### GIVEN PROBLEM:
Copy every line that holds "annotation".

"""

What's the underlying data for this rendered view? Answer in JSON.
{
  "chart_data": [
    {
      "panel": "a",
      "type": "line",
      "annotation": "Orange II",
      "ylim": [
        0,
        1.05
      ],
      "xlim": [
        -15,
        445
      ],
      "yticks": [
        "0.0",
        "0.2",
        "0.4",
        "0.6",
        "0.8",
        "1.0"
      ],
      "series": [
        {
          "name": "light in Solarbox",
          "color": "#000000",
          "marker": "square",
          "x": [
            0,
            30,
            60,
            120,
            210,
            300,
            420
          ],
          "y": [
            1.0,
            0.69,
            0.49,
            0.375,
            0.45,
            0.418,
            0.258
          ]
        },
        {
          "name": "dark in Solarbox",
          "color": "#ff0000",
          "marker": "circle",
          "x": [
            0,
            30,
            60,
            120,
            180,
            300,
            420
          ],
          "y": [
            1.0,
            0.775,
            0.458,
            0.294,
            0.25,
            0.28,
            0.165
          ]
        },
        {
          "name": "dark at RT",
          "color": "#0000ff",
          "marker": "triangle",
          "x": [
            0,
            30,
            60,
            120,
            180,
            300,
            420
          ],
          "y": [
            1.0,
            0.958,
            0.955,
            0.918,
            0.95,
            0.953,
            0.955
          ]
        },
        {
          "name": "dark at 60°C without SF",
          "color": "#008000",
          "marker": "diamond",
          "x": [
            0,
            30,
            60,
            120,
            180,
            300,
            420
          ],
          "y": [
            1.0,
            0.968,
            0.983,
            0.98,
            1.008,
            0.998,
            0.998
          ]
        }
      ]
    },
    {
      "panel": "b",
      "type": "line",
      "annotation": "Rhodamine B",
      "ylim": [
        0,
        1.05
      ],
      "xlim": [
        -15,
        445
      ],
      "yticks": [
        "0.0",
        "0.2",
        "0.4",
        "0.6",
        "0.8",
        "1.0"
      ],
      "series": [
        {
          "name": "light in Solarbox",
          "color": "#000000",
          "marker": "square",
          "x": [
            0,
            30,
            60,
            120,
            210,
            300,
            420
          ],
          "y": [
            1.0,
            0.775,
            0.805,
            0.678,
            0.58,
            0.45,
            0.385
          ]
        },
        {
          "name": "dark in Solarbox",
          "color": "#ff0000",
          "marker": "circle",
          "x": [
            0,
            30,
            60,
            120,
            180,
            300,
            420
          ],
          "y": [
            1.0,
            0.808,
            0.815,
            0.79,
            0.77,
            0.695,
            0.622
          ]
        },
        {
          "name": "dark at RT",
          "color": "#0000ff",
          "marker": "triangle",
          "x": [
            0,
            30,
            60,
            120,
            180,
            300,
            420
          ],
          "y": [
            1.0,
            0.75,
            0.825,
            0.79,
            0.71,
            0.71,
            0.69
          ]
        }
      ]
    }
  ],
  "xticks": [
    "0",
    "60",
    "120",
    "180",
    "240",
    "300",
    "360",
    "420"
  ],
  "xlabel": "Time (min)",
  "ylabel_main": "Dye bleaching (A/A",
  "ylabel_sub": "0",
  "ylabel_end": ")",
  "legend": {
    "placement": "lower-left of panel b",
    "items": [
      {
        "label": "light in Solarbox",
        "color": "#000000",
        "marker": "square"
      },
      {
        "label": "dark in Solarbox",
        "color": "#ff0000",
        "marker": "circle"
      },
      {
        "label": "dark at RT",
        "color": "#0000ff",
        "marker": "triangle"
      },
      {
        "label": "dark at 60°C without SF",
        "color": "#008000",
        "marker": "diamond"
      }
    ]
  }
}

"""

### ANSWER TO THIS TASK:
      "annotation": "Orange II",
      "annotation": "Rhodamine B",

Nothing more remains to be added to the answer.